Task goal
Put every line of the entries, from the first one up to and including the line with "value-cell: 0 (1026, 445, 1035, 466)", into a Markdown table with a column named Row for the row number and a column named Line for the line itself. Leave out any blank lines.

[Entries drawn from a collection]
____
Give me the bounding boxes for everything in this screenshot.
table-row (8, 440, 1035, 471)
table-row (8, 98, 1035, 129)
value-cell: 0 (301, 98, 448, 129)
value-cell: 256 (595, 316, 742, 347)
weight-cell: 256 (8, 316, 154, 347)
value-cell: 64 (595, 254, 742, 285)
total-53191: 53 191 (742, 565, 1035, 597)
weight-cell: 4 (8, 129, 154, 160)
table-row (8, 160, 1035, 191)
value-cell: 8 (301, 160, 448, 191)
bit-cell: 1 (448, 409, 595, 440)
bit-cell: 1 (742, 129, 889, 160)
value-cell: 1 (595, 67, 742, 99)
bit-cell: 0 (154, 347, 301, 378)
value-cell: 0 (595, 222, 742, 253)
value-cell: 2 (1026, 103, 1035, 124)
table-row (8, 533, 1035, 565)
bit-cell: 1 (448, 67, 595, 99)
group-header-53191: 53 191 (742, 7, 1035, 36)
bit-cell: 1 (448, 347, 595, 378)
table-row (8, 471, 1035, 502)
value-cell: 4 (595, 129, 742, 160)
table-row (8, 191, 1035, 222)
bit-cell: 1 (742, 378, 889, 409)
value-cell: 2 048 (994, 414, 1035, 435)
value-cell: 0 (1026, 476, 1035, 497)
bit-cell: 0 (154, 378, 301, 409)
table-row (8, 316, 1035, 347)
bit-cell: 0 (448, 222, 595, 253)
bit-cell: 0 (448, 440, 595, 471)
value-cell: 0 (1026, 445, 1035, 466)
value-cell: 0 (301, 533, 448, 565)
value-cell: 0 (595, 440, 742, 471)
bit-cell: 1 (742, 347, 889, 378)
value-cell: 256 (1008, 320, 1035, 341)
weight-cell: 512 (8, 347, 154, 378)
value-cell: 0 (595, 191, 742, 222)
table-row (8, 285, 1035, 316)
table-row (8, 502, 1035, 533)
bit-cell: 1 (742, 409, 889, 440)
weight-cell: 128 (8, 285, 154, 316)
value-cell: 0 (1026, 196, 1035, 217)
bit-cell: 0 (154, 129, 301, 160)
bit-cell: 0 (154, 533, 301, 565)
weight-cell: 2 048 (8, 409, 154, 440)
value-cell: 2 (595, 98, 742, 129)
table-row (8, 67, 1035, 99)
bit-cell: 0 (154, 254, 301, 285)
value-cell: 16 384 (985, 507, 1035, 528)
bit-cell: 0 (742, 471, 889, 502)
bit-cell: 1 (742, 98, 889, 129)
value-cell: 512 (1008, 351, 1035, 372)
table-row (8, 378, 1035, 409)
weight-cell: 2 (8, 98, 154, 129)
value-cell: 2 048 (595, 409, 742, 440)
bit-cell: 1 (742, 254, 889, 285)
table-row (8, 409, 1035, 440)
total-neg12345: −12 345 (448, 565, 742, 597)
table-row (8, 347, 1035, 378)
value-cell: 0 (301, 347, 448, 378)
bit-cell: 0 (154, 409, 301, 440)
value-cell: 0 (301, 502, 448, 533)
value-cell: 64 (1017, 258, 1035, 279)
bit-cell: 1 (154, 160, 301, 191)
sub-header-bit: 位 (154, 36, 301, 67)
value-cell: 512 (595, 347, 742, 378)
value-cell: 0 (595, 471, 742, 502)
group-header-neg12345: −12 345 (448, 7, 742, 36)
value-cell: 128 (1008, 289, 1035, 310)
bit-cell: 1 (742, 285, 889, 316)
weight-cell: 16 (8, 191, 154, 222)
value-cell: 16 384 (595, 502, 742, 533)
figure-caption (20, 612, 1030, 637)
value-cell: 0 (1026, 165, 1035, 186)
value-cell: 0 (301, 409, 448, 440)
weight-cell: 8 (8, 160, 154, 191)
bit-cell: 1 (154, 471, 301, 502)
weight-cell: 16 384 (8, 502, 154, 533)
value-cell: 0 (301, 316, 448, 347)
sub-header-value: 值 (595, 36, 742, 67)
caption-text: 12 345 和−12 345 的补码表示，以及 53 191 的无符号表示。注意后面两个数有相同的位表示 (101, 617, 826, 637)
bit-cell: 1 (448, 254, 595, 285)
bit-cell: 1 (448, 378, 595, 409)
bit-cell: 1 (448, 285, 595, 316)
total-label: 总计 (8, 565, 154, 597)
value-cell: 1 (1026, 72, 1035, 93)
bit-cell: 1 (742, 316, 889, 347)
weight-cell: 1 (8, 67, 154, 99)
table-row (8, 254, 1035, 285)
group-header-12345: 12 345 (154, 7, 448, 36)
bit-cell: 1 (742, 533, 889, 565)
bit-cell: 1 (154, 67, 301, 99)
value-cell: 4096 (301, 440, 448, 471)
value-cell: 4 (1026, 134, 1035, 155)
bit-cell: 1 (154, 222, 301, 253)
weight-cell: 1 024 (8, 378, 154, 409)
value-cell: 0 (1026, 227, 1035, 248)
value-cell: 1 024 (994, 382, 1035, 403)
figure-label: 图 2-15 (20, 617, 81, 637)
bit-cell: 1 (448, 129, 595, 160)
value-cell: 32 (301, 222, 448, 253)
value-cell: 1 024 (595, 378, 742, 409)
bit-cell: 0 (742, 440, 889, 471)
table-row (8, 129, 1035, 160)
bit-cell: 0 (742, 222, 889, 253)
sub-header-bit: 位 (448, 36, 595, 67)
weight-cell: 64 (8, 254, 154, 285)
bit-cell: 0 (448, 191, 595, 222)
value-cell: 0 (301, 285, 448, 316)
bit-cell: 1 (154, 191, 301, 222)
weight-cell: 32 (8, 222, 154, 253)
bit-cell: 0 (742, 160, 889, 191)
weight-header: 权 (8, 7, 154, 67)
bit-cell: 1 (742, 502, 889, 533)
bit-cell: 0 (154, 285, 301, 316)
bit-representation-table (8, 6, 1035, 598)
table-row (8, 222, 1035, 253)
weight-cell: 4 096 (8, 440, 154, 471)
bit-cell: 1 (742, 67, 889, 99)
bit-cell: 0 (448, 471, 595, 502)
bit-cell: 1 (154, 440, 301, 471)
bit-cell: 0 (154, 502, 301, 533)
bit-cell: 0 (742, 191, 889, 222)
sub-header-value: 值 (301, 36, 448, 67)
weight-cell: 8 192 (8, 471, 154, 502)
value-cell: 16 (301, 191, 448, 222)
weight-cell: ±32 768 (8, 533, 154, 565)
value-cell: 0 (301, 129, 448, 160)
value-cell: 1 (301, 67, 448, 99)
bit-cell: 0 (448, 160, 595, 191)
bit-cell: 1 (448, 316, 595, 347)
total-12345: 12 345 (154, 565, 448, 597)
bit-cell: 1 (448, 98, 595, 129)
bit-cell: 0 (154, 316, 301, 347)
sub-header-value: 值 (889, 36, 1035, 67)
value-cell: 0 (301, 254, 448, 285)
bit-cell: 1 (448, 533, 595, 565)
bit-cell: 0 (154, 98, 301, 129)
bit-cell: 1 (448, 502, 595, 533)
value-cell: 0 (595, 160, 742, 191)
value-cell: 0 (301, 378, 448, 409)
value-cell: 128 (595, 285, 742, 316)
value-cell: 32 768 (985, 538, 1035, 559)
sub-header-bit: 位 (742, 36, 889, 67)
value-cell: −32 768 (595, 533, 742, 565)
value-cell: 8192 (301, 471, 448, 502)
____
Full output
| Row | Line |
|---|---|
| 1 | Give me the bounding boxes for everything in this screenshot. |
| 2 | table-row (8, 440, 1035, 471) |
| 3 | table-row (8, 98, 1035, 129) |
| 4 | value-cell: 0 (301, 98, 448, 129) |
| 5 | value-cell: 256 (595, 316, 742, 347) |
| 6 | weight-cell: 256 (8, 316, 154, 347) |
| 7 | value-cell: 64 (595, 254, 742, 285) |
| 8 | total-53191: 53 191 (742, 565, 1035, 597) |
| 9 | weight-cell: 4 (8, 129, 154, 160) |
| 10 | table-row (8, 160, 1035, 191) |
| 11 | value-cell: 8 (301, 160, 448, 191) |
| 12 | bit-cell: 1 (448, 409, 595, 440) |
| 13 | bit-cell: 1 (742, 129, 889, 160) |
| 14 | value-cell: 1 (595, 67, 742, 99) |
| 15 | bit-cell: 0 (154, 347, 301, 378) |
| 16 | value-cell: 0 (595, 222, 742, 253) |
| 17 | value-cell: 2 (1026, 103, 1035, 124) |
| 18 | table-row (8, 533, 1035, 565) |
| 19 | bit-cell: 1 (448, 67, 595, 99) |
| 20 | group-header-53191: 53 191 (742, 7, 1035, 36) |
| 21 | bit-cell: 1 (448, 347, 595, 378) |
| 22 | table-row (8, 471, 1035, 502) |
| 23 | value-cell: 4 (595, 129, 742, 160) |
| 24 | table-row (8, 191, 1035, 222) |
| 25 | bit-cell: 1 (742, 378, 889, 409) |
| 26 | value-cell: 2 048 (994, 414, 1035, 435) |
| 27 | value-cell: 0 (1026, 476, 1035, 497) |
| 28 | bit-cell: 0 (154, 378, 301, 409) |
| 29 | table-row (8, 316, 1035, 347) |
| 30 | bit-cell: 0 (448, 222, 595, 253) |
| 31 | bit-cell: 0 (448, 440, 595, 471) |
| 32 | value-cell: 0 (1026, 445, 1035, 466) |